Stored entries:
####
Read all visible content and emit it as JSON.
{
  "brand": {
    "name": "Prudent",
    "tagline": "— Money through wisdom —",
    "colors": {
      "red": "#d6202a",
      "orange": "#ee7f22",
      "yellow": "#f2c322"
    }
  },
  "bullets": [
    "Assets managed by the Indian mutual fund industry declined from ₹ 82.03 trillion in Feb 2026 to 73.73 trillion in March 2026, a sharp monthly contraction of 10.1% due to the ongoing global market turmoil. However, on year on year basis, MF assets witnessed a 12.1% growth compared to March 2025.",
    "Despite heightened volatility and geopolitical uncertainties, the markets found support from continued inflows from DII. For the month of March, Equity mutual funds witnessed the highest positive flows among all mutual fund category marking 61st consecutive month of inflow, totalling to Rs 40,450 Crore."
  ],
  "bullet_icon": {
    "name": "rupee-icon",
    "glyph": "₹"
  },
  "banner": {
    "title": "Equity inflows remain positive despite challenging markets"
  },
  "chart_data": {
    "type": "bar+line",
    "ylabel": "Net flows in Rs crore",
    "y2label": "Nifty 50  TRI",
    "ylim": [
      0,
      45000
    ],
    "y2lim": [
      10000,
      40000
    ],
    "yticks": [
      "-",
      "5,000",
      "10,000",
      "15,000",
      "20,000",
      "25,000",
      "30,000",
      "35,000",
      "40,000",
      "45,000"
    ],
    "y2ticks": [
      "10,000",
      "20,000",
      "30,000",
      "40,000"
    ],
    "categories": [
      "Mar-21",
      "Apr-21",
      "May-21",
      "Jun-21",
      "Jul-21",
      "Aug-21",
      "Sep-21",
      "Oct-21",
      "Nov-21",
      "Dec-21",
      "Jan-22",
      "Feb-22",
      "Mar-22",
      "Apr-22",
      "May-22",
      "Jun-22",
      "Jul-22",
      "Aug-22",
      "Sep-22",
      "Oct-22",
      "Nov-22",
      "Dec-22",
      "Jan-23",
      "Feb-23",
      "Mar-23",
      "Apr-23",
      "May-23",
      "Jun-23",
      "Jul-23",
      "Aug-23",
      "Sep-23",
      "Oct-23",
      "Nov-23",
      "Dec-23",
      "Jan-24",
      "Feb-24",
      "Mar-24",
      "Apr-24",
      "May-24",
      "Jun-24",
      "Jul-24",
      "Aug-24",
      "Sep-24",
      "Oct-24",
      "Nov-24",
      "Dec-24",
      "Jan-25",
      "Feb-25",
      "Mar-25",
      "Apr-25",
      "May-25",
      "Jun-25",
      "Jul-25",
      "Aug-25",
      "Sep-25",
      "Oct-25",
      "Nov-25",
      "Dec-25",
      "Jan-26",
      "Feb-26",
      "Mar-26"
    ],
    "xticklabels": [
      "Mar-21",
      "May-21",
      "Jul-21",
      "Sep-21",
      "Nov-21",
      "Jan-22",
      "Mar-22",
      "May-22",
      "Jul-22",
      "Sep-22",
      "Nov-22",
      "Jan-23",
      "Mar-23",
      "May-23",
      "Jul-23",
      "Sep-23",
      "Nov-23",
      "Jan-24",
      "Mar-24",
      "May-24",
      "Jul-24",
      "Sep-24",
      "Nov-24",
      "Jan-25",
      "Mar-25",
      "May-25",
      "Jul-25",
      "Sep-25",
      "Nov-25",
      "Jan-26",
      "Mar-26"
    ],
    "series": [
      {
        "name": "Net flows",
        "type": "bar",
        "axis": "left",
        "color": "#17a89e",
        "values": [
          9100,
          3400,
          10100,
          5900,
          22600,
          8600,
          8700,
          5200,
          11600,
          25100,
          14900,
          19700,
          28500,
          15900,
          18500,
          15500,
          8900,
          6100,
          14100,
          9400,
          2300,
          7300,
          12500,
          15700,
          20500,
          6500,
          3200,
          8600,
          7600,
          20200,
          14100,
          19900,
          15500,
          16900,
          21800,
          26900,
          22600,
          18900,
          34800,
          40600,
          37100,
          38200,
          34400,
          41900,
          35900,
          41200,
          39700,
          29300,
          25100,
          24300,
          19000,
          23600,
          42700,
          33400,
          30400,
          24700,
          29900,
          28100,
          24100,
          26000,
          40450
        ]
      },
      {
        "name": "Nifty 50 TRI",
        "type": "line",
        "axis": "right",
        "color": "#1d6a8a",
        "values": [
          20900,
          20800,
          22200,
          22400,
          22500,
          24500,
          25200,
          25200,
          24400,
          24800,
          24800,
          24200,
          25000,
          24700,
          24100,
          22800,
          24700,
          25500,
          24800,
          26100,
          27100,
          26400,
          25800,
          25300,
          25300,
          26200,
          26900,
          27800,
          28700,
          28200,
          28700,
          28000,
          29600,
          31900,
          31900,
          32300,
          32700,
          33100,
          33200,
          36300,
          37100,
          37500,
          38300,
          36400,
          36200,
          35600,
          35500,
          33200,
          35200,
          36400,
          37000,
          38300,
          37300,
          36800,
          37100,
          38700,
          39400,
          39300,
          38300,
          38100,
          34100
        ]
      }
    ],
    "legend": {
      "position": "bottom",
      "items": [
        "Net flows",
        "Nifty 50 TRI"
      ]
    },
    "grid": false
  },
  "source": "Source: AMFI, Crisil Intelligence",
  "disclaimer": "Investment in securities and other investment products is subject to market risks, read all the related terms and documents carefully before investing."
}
####
Identify every line where the string "markets" appears.

Reply to the exercise:
    "Despite heightened volatility and geopolitical uncertainties, the markets found support from continued inflows from DII. For the month of March, Equity mutual funds witnessed the highest positive flows among all mutual fund category marking 61st consecutive month of inflow, totalling to Rs 40,450 Crore."
    "title": "Equity inflows remain positive despite challenging markets"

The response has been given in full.